### SHORT EXERCISE
Which lines hold the word "JSON"? Copy each of them.

::::::::::

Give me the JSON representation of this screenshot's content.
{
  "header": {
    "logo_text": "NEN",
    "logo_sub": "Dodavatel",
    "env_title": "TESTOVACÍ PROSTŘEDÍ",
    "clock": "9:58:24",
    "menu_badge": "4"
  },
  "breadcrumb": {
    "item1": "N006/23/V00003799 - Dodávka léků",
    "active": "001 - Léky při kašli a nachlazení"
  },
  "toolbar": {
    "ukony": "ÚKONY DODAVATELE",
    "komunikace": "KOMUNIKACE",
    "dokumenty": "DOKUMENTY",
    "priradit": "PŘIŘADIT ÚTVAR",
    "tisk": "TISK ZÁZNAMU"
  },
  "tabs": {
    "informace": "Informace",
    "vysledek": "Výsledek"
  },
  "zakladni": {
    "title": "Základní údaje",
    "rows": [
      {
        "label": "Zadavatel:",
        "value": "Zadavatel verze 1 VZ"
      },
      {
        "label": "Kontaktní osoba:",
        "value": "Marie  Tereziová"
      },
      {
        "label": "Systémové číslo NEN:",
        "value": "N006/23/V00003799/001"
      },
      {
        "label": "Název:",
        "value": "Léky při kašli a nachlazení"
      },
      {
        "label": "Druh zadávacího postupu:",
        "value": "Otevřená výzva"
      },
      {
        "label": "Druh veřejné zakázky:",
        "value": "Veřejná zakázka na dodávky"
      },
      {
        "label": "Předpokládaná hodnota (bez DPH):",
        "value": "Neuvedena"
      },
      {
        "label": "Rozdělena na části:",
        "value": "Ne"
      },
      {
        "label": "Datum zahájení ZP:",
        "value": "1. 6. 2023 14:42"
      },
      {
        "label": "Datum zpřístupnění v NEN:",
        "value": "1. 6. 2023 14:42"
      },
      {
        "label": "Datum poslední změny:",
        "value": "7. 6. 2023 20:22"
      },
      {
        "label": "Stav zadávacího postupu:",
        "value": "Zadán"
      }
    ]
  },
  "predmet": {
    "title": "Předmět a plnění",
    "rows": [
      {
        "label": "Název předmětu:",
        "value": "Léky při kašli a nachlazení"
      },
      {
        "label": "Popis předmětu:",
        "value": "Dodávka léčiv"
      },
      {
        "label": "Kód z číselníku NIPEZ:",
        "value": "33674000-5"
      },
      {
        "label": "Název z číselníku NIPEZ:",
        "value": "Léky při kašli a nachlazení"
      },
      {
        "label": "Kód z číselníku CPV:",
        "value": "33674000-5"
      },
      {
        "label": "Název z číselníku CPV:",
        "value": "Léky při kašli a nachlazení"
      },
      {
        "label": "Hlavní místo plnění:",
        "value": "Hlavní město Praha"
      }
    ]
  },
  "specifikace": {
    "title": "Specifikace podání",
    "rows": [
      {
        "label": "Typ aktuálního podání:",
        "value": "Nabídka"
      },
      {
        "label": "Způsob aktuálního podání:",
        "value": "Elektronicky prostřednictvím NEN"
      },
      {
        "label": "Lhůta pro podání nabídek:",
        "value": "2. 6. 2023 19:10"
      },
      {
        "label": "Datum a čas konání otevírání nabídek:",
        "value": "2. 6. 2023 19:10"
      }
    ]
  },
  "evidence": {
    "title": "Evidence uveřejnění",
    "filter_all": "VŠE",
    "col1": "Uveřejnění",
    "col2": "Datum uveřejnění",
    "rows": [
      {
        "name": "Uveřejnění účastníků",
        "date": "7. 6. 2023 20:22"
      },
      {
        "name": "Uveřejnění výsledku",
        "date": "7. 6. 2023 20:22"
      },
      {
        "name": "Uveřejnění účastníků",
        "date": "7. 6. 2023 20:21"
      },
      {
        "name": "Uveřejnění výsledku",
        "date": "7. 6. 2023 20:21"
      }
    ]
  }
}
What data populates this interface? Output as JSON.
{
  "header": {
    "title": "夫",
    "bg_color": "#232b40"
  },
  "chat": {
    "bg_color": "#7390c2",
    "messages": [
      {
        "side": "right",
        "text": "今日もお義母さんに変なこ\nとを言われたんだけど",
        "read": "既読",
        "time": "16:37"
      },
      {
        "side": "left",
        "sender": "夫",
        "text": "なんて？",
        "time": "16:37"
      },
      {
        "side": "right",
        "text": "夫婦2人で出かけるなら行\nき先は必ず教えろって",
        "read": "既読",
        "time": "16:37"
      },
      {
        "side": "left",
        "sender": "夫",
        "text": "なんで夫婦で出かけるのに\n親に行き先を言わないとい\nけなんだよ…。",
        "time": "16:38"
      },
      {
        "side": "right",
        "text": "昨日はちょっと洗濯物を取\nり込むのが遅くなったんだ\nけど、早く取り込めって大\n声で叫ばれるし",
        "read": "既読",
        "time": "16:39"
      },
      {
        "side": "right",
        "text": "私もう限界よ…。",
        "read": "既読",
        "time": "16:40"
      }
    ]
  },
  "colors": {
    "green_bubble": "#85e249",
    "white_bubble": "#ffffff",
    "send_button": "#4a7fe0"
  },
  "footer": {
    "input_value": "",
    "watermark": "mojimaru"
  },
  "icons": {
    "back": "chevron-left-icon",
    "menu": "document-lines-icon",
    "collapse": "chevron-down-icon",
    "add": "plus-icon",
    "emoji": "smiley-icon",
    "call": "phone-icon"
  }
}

::::::::::

### RESPONSE BELOW
Give me the JSON representation of this screenshot's content.
What data populates this interface? Output as JSON.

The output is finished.